#### EXERCISE DETAILS
Keep every line where the word "yields" appears; drop the rest.

#### DATASET ROWS
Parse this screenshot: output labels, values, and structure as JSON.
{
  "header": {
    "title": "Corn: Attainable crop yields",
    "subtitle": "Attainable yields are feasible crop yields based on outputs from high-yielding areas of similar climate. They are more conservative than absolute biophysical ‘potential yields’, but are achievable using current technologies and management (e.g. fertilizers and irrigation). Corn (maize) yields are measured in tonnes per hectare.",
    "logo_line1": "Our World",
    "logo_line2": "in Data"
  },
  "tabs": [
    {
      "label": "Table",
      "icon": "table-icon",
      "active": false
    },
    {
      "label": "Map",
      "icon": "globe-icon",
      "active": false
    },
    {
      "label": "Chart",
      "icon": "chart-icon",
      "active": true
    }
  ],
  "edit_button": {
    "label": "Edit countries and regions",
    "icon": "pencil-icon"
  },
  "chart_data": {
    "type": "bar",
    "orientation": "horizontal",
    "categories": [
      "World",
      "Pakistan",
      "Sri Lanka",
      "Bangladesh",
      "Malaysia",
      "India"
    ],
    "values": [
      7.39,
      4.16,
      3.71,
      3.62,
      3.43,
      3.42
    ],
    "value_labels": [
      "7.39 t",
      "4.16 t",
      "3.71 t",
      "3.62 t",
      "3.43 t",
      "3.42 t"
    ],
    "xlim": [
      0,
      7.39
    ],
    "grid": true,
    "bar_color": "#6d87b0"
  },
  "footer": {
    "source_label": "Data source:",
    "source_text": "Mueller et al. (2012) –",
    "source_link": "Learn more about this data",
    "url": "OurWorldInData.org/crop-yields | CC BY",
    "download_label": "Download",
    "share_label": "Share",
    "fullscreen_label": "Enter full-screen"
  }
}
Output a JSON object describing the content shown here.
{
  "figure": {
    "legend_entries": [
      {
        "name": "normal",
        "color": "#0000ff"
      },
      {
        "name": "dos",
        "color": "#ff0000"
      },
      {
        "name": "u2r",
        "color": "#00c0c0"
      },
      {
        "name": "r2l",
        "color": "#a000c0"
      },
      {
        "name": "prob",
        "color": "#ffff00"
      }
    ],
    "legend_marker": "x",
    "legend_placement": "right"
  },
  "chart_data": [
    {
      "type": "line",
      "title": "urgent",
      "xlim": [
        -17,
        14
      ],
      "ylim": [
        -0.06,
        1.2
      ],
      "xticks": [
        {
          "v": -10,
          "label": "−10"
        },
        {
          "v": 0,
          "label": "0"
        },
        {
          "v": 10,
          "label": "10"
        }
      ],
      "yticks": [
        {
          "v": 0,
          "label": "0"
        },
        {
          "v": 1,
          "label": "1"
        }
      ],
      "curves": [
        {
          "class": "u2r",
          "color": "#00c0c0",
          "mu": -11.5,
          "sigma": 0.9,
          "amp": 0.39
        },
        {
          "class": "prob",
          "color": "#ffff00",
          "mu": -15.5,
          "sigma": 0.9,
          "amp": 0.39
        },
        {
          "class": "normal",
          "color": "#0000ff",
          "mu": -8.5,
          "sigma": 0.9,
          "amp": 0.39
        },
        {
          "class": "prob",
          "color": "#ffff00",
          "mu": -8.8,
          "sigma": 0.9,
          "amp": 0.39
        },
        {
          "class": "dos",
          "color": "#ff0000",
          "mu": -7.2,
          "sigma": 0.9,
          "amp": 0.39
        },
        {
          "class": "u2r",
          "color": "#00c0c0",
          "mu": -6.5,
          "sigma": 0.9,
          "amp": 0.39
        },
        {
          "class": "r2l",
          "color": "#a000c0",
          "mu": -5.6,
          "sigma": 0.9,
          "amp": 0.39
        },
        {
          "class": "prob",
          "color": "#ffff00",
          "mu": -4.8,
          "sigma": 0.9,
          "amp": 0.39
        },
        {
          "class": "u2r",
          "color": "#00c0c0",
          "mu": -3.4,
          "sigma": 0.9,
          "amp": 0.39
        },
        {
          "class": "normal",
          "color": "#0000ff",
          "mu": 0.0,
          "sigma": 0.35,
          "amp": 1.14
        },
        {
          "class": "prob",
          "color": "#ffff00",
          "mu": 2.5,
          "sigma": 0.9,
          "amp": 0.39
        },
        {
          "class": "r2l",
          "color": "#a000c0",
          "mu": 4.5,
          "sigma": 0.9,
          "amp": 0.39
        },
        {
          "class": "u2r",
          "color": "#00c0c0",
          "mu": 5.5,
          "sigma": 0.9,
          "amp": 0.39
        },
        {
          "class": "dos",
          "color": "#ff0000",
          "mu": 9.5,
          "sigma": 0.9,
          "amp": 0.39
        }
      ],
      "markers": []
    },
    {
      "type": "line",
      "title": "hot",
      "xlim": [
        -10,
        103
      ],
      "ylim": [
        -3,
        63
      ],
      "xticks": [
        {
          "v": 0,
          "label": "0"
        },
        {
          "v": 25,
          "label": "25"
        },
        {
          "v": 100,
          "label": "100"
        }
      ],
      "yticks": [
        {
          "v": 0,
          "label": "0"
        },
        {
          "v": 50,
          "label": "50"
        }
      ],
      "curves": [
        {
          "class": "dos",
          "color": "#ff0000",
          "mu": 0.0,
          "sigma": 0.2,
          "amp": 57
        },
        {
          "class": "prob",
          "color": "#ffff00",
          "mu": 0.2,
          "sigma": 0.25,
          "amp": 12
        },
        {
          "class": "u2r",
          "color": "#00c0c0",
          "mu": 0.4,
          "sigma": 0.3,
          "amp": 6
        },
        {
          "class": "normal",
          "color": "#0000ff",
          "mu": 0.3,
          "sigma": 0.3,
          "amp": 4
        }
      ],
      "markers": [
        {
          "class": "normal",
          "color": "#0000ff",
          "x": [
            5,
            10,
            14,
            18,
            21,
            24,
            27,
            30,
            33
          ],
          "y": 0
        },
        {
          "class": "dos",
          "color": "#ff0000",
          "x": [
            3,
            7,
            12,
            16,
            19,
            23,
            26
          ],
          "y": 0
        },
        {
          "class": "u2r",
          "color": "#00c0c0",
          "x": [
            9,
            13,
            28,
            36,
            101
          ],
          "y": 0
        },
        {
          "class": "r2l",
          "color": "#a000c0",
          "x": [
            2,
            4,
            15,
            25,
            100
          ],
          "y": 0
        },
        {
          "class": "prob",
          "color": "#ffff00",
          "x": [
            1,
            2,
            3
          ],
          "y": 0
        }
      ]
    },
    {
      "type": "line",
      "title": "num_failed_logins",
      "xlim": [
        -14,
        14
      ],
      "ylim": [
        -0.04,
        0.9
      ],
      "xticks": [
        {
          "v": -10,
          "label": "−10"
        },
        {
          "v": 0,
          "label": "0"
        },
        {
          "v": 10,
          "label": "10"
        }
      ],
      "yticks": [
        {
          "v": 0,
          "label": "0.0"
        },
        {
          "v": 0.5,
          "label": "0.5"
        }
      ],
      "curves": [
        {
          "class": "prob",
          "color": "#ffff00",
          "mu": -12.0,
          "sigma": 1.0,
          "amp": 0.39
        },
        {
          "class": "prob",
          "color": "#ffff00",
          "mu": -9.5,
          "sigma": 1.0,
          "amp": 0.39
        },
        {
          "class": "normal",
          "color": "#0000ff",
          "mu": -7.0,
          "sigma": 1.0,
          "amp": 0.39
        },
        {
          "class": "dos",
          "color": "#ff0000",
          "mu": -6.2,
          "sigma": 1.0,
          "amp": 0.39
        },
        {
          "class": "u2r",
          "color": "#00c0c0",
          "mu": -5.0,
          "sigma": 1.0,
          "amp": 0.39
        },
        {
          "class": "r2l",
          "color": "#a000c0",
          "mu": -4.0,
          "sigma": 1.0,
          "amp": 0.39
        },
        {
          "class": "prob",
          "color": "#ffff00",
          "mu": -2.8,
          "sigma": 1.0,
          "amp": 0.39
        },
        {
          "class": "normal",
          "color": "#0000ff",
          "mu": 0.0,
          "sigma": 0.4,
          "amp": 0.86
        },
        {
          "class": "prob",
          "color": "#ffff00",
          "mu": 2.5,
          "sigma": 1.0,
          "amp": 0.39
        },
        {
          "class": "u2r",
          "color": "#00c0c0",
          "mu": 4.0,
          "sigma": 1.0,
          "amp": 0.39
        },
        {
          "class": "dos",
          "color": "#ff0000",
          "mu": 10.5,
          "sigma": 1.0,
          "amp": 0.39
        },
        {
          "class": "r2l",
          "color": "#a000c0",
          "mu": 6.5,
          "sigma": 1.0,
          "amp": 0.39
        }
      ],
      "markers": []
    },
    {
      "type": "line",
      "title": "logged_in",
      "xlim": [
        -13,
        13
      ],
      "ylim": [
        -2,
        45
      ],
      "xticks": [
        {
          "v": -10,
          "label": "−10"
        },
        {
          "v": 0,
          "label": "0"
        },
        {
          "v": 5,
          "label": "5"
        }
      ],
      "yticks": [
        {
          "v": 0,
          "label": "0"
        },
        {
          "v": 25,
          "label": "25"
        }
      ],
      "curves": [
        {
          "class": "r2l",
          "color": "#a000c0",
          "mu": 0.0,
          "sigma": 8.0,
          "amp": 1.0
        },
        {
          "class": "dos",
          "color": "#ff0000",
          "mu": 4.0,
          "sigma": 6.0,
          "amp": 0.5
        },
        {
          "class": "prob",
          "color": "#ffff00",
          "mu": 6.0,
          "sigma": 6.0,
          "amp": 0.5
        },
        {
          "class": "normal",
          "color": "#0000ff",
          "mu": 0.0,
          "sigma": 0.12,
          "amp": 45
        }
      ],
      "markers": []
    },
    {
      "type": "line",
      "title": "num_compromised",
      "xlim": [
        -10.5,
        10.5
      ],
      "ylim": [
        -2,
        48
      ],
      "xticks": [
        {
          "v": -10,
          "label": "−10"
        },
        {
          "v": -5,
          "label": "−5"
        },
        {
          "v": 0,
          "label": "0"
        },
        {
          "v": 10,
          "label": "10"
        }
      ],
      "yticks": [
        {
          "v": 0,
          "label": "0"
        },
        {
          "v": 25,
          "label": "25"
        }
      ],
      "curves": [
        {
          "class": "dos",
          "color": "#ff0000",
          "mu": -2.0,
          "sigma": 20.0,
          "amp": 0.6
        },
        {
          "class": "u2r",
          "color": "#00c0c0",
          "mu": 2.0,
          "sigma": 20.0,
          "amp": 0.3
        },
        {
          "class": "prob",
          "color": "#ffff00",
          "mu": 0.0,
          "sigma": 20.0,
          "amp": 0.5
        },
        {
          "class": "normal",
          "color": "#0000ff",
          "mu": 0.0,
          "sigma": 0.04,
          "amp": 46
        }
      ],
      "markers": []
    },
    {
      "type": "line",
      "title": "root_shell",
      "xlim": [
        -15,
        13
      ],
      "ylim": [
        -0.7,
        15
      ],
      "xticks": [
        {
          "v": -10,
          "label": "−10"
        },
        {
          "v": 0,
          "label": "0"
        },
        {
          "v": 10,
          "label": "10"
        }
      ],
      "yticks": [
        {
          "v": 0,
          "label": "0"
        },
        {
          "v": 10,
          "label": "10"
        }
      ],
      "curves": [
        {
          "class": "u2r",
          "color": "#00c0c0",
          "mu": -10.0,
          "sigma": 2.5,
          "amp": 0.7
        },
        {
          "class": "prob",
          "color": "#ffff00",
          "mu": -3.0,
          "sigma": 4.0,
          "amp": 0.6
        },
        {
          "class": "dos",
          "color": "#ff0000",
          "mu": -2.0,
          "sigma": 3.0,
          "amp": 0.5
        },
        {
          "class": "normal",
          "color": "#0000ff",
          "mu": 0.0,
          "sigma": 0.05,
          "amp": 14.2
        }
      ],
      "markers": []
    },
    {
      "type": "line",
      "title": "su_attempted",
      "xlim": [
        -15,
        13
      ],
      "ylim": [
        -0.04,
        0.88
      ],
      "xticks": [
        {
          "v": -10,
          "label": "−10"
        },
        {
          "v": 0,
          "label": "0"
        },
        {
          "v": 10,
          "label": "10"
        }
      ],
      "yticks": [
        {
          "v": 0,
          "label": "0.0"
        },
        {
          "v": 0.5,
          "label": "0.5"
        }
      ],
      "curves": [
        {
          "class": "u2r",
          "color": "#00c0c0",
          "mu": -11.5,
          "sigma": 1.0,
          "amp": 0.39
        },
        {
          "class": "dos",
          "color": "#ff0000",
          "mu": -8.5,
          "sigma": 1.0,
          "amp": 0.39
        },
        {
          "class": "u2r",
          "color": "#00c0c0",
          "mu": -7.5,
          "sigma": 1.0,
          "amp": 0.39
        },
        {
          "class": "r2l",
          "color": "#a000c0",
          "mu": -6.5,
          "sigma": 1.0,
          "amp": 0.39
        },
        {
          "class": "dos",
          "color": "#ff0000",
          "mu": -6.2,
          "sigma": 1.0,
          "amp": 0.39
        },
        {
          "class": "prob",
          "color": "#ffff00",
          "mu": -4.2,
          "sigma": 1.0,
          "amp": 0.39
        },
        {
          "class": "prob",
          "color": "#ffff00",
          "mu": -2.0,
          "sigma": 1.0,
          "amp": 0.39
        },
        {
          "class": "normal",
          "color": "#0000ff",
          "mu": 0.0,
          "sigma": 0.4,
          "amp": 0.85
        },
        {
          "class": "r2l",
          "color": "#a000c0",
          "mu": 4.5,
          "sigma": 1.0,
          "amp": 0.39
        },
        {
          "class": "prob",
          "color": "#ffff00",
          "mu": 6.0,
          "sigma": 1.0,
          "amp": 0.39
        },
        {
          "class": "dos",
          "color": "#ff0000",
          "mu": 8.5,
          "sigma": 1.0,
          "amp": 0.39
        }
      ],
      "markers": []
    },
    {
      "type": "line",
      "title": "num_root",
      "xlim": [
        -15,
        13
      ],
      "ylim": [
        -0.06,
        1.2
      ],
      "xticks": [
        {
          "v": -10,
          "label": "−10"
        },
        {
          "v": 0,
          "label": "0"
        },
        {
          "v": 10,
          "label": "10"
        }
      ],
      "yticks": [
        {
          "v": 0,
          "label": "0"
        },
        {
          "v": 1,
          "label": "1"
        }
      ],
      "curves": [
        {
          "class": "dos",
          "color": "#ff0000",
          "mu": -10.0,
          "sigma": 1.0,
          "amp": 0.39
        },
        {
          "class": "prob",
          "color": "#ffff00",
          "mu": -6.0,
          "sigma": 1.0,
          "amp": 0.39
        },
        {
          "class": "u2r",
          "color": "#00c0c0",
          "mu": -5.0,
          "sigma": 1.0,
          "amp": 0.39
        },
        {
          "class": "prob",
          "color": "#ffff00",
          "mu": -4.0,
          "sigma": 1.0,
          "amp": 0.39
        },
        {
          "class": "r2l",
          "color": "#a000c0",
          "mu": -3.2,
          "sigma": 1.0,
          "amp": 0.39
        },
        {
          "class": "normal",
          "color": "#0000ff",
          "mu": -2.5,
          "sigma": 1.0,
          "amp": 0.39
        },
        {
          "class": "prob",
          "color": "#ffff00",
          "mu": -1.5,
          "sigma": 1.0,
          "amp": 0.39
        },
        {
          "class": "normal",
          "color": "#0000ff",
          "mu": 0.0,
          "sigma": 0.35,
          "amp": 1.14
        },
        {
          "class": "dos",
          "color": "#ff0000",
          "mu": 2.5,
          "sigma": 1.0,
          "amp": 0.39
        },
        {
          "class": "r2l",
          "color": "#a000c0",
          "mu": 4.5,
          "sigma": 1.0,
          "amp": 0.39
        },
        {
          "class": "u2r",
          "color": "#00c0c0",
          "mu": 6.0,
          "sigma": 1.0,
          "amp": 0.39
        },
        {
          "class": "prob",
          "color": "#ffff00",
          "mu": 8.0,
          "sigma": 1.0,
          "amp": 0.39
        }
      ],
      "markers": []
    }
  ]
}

#### TASK SOLUTION
    "title": "Corn: Attainable crop yields",
    "subtitle": "Attainable yields are feasible crop yields based on outputs from high-yielding areas of similar climate. They are more conservative than absolute biophysical ‘potential yields’, but are achievable using current technologies and management (e.g. fertilizers and irrigation). Corn (maize) yields are measured in tonnes per hectare.",
    "url": "OurWorldInData.org/crop-yields | CC BY",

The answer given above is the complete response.